Task details: Write out all of the data exactly as it appears.

Provided material:
Begin

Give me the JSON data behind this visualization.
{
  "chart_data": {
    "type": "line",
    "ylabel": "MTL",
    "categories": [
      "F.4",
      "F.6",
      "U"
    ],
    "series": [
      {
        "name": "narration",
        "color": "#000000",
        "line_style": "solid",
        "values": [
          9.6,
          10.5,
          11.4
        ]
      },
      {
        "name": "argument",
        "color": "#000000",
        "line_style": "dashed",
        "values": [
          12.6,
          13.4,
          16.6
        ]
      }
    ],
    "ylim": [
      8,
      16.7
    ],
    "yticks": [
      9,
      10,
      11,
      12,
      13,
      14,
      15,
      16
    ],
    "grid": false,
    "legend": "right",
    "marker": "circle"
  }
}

End

Exercise answer:
Give me the JSON data behind this visualization.
{
  "chart_data": {
    "type": "line",
    "ylabel": "MTL",
    "categories": [
      "F.4",
      "F.6",
      "U"
    ],
    "series": [
      {
        "name": "narration",
        "color": "#000000",
        "line_style": "solid",
        "values": [
          9.6,
          10.5,
          11.4
        ]
      },
      {
        "name": "argument",
        "color": "#000000",
        "line_style": "dashed",
        "values": [
          12.6,
          13.4,
          16.6
        ]
      }
    ],
    "ylim": [
      8,
      16.7
    ],
    "yticks": [
      9,
      10,
      11,
      12,
      13,
      14,
      15,
      16
    ],
    "grid": false,
    "legend": "right",
    "marker": "circle"
  }
}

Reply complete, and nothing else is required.